Exercise description =
Below is a set of entries. Reproduce exactly the lines from the one containing "What does this" through the end, both included.

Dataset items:
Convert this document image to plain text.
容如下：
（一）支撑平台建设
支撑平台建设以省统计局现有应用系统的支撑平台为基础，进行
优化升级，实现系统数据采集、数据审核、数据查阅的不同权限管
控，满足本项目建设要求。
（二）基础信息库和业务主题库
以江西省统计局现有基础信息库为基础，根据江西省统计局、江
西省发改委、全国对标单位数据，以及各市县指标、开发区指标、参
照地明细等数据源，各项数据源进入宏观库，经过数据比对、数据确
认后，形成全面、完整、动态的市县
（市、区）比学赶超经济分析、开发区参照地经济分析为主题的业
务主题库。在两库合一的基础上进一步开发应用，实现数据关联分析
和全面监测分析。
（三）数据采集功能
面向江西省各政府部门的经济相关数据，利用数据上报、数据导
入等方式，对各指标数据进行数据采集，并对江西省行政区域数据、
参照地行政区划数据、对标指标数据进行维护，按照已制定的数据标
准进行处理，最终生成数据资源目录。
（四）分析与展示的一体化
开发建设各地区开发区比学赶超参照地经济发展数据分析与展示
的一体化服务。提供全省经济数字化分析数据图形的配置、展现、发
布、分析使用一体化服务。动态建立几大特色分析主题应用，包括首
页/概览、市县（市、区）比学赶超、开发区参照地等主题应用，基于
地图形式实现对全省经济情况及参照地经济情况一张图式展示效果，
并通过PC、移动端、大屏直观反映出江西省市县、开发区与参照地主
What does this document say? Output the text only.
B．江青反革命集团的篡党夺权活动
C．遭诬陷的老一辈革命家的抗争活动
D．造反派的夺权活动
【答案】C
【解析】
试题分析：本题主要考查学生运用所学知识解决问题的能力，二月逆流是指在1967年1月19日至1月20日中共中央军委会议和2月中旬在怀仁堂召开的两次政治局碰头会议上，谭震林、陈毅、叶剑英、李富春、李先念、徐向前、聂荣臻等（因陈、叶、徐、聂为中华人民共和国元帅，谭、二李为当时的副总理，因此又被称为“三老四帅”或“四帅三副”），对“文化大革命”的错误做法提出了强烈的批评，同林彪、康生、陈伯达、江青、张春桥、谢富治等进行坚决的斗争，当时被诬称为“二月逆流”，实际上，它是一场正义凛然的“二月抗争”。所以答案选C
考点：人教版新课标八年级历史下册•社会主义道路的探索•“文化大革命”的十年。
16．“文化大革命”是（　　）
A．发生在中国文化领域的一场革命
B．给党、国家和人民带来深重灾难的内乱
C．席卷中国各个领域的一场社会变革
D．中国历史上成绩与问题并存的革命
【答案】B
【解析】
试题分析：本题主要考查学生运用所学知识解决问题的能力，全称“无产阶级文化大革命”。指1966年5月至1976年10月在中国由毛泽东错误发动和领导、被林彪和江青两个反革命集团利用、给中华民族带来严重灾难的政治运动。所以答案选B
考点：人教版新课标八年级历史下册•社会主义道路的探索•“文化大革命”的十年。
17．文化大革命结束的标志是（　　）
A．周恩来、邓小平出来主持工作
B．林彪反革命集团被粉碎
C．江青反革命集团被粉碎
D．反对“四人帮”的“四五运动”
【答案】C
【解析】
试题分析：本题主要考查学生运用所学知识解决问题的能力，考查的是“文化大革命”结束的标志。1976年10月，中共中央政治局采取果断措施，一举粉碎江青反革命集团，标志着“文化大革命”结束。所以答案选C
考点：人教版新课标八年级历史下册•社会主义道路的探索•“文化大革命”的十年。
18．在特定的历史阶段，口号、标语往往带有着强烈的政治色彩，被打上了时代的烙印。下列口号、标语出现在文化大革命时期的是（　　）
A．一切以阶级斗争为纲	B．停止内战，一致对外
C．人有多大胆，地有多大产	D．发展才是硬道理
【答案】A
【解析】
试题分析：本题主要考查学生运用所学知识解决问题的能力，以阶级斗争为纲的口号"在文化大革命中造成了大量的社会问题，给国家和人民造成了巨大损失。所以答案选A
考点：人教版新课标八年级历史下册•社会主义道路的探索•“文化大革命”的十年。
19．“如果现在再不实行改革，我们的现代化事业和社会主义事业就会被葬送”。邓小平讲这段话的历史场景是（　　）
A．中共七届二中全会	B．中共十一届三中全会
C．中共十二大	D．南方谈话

Solution to the problem =
What does this document say? Output the text only.
B．江青反革命集团的篡党夺权活动
C．遭诬陷的老一辈革命家的抗争活动
D．造反派的夺权活动
【答案】C
【解析】
试题分析：本题主要考查学生运用所学知识解决问题的能力，二月逆流是指在1967年1月19日至1月20日中共中央军委会议和2月中旬在怀仁堂召开的两次政治局碰头会议上，谭震林、陈毅、叶剑英、李富春、李先念、徐向前、聂荣臻等（因陈、叶、徐、聂为中华人民共和国元帅，谭、二李为当时的副总理，因此又被称为“三老四帅”或“四帅三副”），对“文化大革命”的错误做法提出了强烈的批评，同林彪、康生、陈伯达、江青、张春桥、谢富治等进行坚决的斗争，当时被诬称为“二月逆流”，实际上，它是一场正义凛然的“二月抗争”。所以答案选C
考点：人教版新课标八年级历史下册•社会主义道路的探索•“文化大革命”的十年。
16．“文化大革命”是（　　）
A．发生在中国文化领域的一场革命
B．给党、国家和人民带来深重灾难的内乱
C．席卷中国各个领域的一场社会变革
D．中国历史上成绩与问题并存的革命
【答案】B
【解析】
试题分析：本题主要考查学生运用所学知识解决问题的能力，全称“无产阶级文化大革命”。指1966年5月至1976年10月在中国由毛泽东错误发动和领导、被林彪和江青两个反革命集团利用、给中华民族带来严重灾难的政治运动。所以答案选B
考点：人教版新课标八年级历史下册•社会主义道路的探索•“文化大革命”的十年。
17．文化大革命结束的标志是（　　）
A．周恩来、邓小平出来主持工作
B．林彪反革命集团被粉碎
C．江青反革命集团被粉碎
D．反对“四人帮”的“四五运动”
【答案】C
【解析】
试题分析：本题主要考查学生运用所学知识解决问题的能力，考查的是“文化大革命”结束的标志。1976年10月，中共中央政治局采取果断措施，一举粉碎江青反革命集团，标志着“文化大革命”结束。所以答案选C
考点：人教版新课标八年级历史下册•社会主义道路的探索•“文化大革命”的十年。
18．在特定的历史阶段，口号、标语往往带有着强烈的政治色彩，被打上了时代的烙印。下列口号、标语出现在文化大革命时期的是（　　）
A．一切以阶级斗争为纲	B．停止内战，一致对外
C．人有多大胆，地有多大产	D．发展才是硬道理
【答案】A
【解析】
试题分析：本题主要考查学生运用所学知识解决问题的能力，以阶级斗争为纲的口号"在文化大革命中造成了大量的社会问题，给国家和人民造成了巨大损失。所以答案选A
考点：人教版新课标八年级历史下册•社会主义道路的探索•“文化大革命”的十年。
19．“如果现在再不实行改革，我们的现代化事业和社会主义事业就会被葬送”。邓小平讲这段话的历史场景是（　　）
A．中共七届二中全会	B．中共十一届三中全会
C．中共十二大	D．南方谈话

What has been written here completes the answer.